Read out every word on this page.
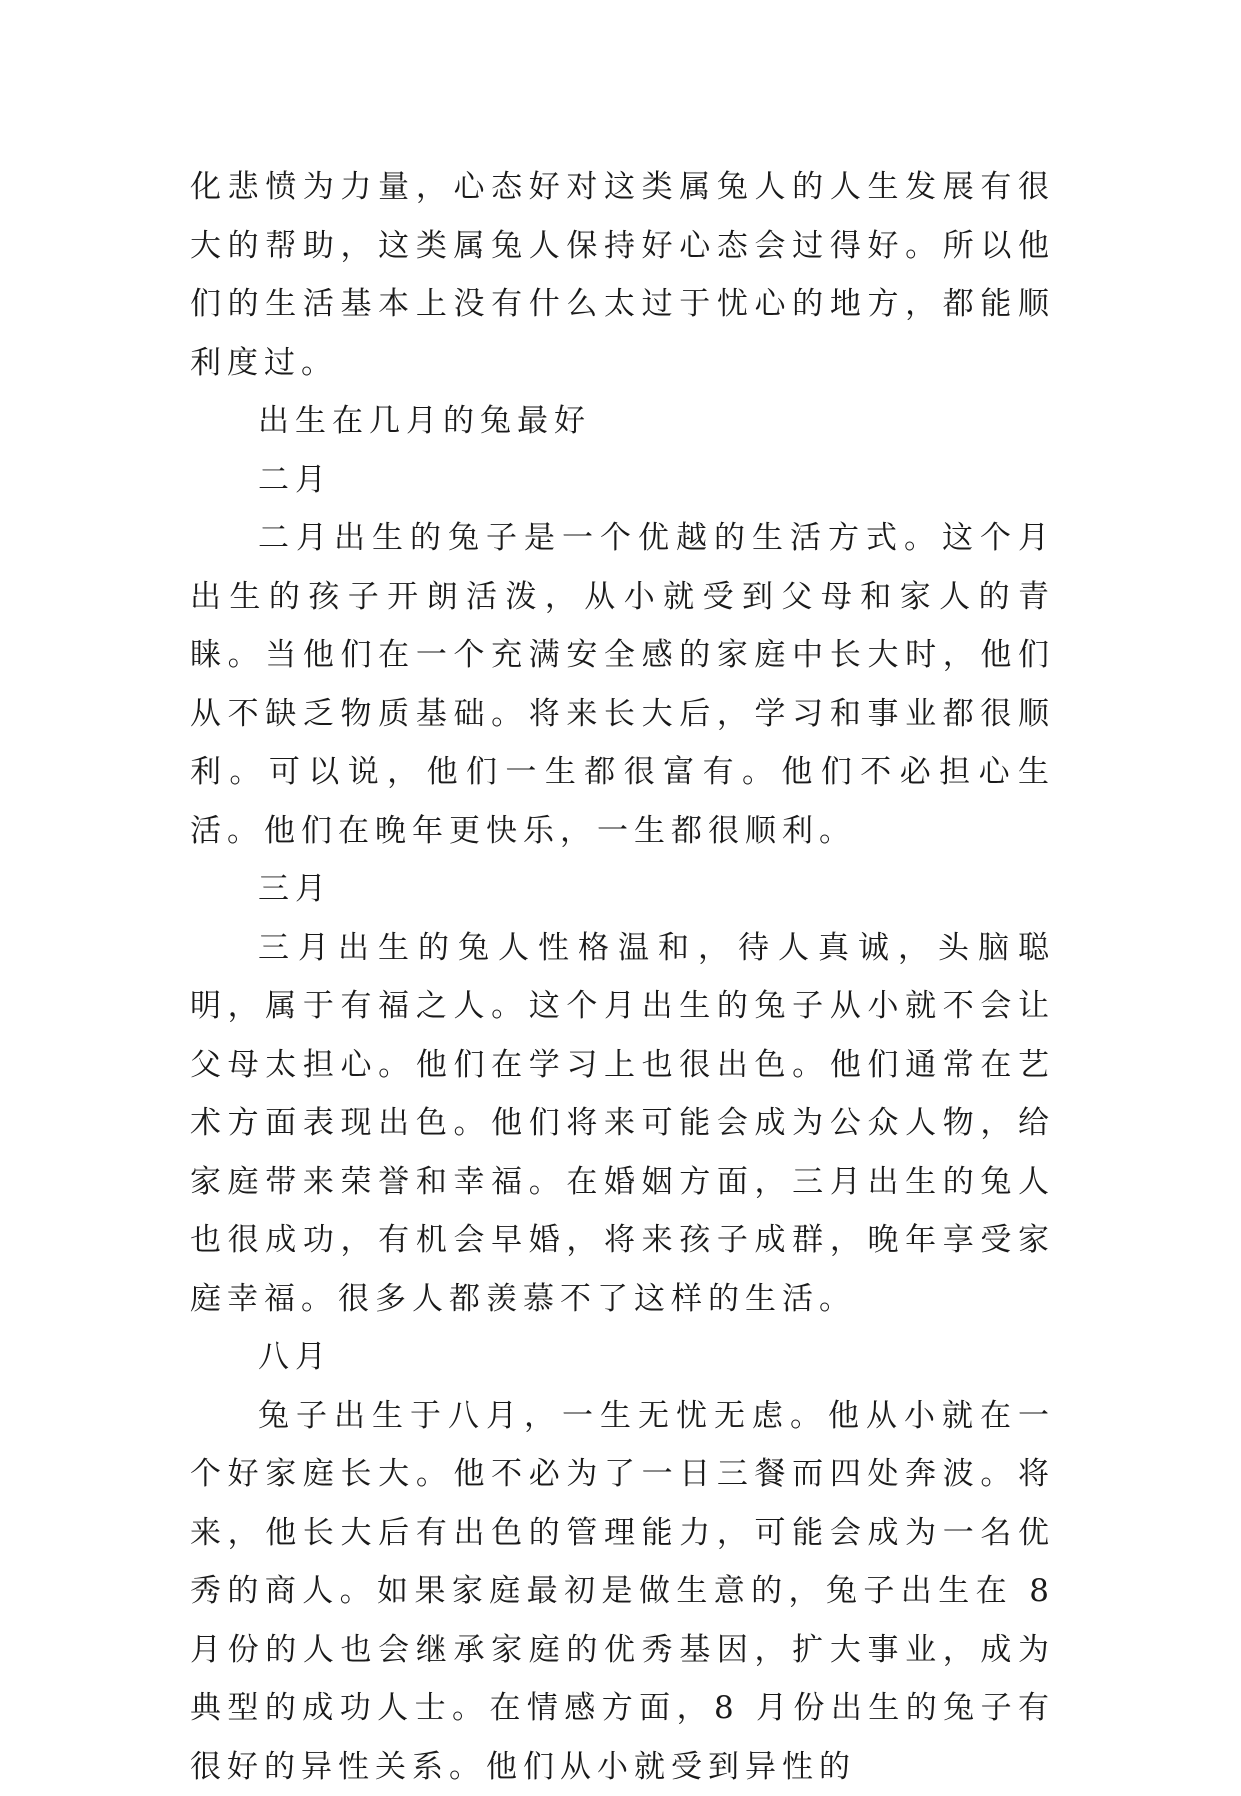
化悲愤为力量，心态好对这类属兔人的人生发展有很大的帮助，这类属兔人保持好心态会过得好。所以他们的生活基本上没有什么太过于忧心的地方，都能顺利度过。

出生在几月的兔最好

二月

二月出生的兔子是一个优越的生活方式。这个月出生的孩子开朗活泼，从小就受到父母和家人的青睐。当他们在一个充满安全感的家庭中长大时，他们从不缺乏物质基础。将来长大后，学习和事业都很顺利。可以说，他们一生都很富有。他们不必担心生活。他们在晚年更快乐，一生都很顺利。

三月

三月出生的兔人性格温和，待人真诚，头脑聪明，属于有福之人。这个月出生的兔子从小就不会让父母太担心。他们在学习上也很出色。他们通常在艺术方面表现出色。他们将来可能会成为公众人物，给家庭带来荣誉和幸福。在婚姻方面，三月出生的兔人也很成功，有机会早婚，将来孩子成群，晚年享受家庭幸福。很多人都羡慕不了这样的生活。

八月

兔子出生于八月，一生无忧无虑。他从小就在一个好家庭长大。他不必为了一日三餐而四处奔波。将来，他长大后有出色的管理能力，可能会成为一名优秀的商人。如果家庭最初是做生意的，兔子出生在 8 月份的人也会继承家庭的优秀基因，扩大事业，成为典型的成功人士。在情感方面，8 月份出生的兔子有很好的异性关系。他们从小就受到异性的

★ ★ ★ ★

- _What needs to be done_:
Your task is to return the entries above exactly, with no pictures.

- _Exercise response_:
Read out every word on this page.
化悲愤为力量，心态好对这类属兔人的人生发展有很大的帮助，这类属兔人保持好心态会过得好。所以他们的生活基本上没有什么太过于忧心的地方，都能顺利度过。

出生在几月的兔最好

二月

二月出生的兔子是一个优越的生活方式。这个月出生的孩子开朗活泼，从小就受到父母和家人的青睐。当他们在一个充满安全感的家庭中长大时，他们从不缺乏物质基础。将来长大后，学习和事业都很顺利。可以说，他们一生都很富有。他们不必担心生活。他们在晚年更快乐，一生都很顺利。

三月

三月出生的兔人性格温和，待人真诚，头脑聪明，属于有福之人。这个月出生的兔子从小就不会让父母太担心。他们在学习上也很出色。他们通常在艺术方面表现出色。他们将来可能会成为公众人物，给家庭带来荣誉和幸福。在婚姻方面，三月出生的兔人也很成功，有机会早婚，将来孩子成群，晚年享受家庭幸福。很多人都羡慕不了这样的生活。

八月

兔子出生于八月，一生无忧无虑。他从小就在一个好家庭长大。他不必为了一日三餐而四处奔波。将来，他长大后有出色的管理能力，可能会成为一名优秀的商人。如果家庭最初是做生意的，兔子出生在 8 月份的人也会继承家庭的优秀基因，扩大事业，成为典型的成功人士。在情感方面，8 月份出生的兔子有很好的异性关系。他们从小就受到异性的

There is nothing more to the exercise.